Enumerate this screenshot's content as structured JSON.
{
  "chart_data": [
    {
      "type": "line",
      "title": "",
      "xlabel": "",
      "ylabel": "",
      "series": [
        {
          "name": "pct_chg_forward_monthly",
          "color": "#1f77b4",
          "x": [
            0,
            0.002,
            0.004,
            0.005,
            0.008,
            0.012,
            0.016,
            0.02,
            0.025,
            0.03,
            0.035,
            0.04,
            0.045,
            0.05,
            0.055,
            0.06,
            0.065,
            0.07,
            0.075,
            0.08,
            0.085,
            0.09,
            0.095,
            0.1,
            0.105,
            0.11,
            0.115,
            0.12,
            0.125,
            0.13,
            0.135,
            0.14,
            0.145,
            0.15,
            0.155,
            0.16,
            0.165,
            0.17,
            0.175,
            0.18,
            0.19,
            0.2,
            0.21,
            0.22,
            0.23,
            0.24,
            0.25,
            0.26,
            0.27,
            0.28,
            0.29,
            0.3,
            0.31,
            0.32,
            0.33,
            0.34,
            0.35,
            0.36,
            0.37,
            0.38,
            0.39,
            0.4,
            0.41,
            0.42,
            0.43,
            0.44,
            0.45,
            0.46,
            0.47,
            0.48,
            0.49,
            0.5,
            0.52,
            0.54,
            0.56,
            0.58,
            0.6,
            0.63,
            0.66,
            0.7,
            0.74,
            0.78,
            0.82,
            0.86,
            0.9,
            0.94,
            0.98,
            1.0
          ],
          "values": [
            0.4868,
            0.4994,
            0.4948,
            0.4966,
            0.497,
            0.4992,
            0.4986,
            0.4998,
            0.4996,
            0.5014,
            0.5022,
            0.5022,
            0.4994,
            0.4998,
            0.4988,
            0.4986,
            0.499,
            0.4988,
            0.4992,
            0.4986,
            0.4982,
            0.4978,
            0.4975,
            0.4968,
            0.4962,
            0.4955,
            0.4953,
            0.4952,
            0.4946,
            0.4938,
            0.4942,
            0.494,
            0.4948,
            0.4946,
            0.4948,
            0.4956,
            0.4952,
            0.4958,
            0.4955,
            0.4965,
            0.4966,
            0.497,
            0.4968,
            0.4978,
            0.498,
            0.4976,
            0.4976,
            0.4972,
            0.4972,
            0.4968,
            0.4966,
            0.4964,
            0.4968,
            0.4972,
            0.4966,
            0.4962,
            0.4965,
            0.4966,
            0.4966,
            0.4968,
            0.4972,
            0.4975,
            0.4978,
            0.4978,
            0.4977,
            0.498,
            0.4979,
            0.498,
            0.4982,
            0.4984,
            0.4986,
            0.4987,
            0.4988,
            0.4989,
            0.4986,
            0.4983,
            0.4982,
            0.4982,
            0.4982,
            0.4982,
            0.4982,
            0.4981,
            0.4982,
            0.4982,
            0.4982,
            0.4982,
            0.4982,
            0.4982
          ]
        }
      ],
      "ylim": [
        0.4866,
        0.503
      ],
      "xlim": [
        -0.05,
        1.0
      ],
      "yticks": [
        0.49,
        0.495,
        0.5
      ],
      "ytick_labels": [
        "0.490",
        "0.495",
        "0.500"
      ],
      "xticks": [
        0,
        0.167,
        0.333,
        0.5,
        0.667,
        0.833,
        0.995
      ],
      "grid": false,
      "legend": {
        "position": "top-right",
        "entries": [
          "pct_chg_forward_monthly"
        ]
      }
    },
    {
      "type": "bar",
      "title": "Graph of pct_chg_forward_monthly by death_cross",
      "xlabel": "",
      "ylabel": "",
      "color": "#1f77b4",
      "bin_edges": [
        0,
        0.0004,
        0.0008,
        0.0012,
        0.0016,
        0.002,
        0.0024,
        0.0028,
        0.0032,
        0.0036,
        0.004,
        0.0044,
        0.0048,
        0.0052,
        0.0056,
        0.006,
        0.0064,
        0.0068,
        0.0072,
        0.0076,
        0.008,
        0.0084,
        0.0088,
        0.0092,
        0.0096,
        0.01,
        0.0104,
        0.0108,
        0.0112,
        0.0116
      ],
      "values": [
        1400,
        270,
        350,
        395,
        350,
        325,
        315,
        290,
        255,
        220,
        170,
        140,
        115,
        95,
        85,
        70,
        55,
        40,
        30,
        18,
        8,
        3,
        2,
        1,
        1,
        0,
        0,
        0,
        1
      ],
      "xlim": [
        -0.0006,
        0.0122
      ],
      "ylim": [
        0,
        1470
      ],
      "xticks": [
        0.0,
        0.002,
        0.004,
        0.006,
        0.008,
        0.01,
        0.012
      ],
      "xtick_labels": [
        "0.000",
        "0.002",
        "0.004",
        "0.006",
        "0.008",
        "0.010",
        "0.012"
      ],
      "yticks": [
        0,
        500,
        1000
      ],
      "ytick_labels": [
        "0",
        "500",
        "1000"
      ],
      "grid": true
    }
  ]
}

GIVEN TASK —
Repeat the material from above exactly, word for word.

IN RESPONSE —
Enumerate this screenshot's content as structured JSON.
{
  "chart_data": [
    {
      "type": "line",
      "title": "",
      "xlabel": "",
      "ylabel": "",
      "series": [
        {
          "name": "pct_chg_forward_monthly",
          "color": "#1f77b4",
          "x": [
            0,
            0.002,
            0.004,
            0.005,
            0.008,
            0.012,
            0.016,
            0.02,
            0.025,
            0.03,
            0.035,
            0.04,
            0.045,
            0.05,
            0.055,
            0.06,
            0.065,
            0.07,
            0.075,
            0.08,
            0.085,
            0.09,
            0.095,
            0.1,
            0.105,
            0.11,
            0.115,
            0.12,
            0.125,
            0.13,
            0.135,
            0.14,
            0.145,
            0.15,
            0.155,
            0.16,
            0.165,
            0.17,
            0.175,
            0.18,
            0.19,
            0.2,
            0.21,
            0.22,
            0.23,
            0.24,
            0.25,
            0.26,
            0.27,
            0.28,
            0.29,
            0.3,
            0.31,
            0.32,
            0.33,
            0.34,
            0.35,
            0.36,
            0.37,
            0.38,
            0.39,
            0.4,
            0.41,
            0.42,
            0.43,
            0.44,
            0.45,
            0.46,
            0.47,
            0.48,
            0.49,
            0.5,
            0.52,
            0.54,
            0.56,
            0.58,
            0.6,
            0.63,
            0.66,
            0.7,
            0.74,
            0.78,
            0.82,
            0.86,
            0.9,
            0.94,
            0.98,
            1.0
          ],
          "values": [
            0.4868,
            0.4994,
            0.4948,
            0.4966,
            0.497,
            0.4992,
            0.4986,
            0.4998,
            0.4996,
            0.5014,
            0.5022,
            0.5022,
            0.4994,
            0.4998,
            0.4988,
            0.4986,
            0.499,
            0.4988,
            0.4992,
            0.4986,
            0.4982,
            0.4978,
            0.4975,
            0.4968,
            0.4962,
            0.4955,
            0.4953,
            0.4952,
            0.4946,
            0.4938,
            0.4942,
            0.494,
            0.4948,
            0.4946,
            0.4948,
            0.4956,
            0.4952,
            0.4958,
            0.4955,
            0.4965,
            0.4966,
            0.497,
            0.4968,
            0.4978,
            0.498,
            0.4976,
            0.4976,
            0.4972,
            0.4972,
            0.4968,
            0.4966,
            0.4964,
            0.4968,
            0.4972,
            0.4966,
            0.4962,
            0.4965,
            0.4966,
            0.4966,
            0.4968,
            0.4972,
            0.4975,
            0.4978,
            0.4978,
            0.4977,
            0.498,
            0.4979,
            0.498,
            0.4982,
            0.4984,
            0.4986,
            0.4987,
            0.4988,
            0.4989,
            0.4986,
            0.4983,
            0.4982,
            0.4982,
            0.4982,
            0.4982,
            0.4982,
            0.4981,
            0.4982,
            0.4982,
            0.4982,
            0.4982,
            0.4982,
            0.4982
          ]
        }
      ],
      "ylim": [
        0.4866,
        0.503
      ],
      "xlim": [
        -0.05,
        1.0
      ],
      "yticks": [
        0.49,
        0.495,
        0.5
      ],
      "ytick_labels": [
        "0.490",
        "0.495",
        "0.500"
      ],
      "xticks": [
        0,
        0.167,
        0.333,
        0.5,
        0.667,
        0.833,
        0.995
      ],
      "grid": false,
      "legend": {
        "position": "top-right",
        "entries": [
          "pct_chg_forward_monthly"
        ]
      }
    },
    {
      "type": "bar",
      "title": "Graph of pct_chg_forward_monthly by death_cross",
      "xlabel": "",
      "ylabel": "",
      "color": "#1f77b4",
      "bin_edges": [
        0,
        0.0004,
        0.0008,
        0.0012,
        0.0016,
        0.002,
        0.0024,
        0.0028,
        0.0032,
        0.0036,
        0.004,
        0.0044,
        0.0048,
        0.0052,
        0.0056,
        0.006,
        0.0064,
        0.0068,
        0.0072,
        0.0076,
        0.008,
        0.0084,
        0.0088,
        0.0092,
        0.0096,
        0.01,
        0.0104,
        0.0108,
        0.0112,
        0.0116
      ],
      "values": [
        1400,
        270,
        350,
        395,
        350,
        325,
        315,
        290,
        255,
        220,
        170,
        140,
        115,
        95,
        85,
        70,
        55,
        40,
        30,
        18,
        8,
        3,
        2,
        1,
        1,
        0,
        0,
        0,
        1
      ],
      "xlim": [
        -0.0006,
        0.0122
      ],
      "ylim": [
        0,
        1470
      ],
      "xticks": [
        0.0,
        0.002,
        0.004,
        0.006,
        0.008,
        0.01,
        0.012
      ],
      "xtick_labels": [
        "0.000",
        "0.002",
        "0.004",
        "0.006",
        "0.008",
        "0.010",
        "0.012"
      ],
      "yticks": [
        0,
        500,
        1000
      ],
      "ytick_labels": [
        "0",
        "500",
        "1000"
      ],
      "grid": true
    }
  ]
}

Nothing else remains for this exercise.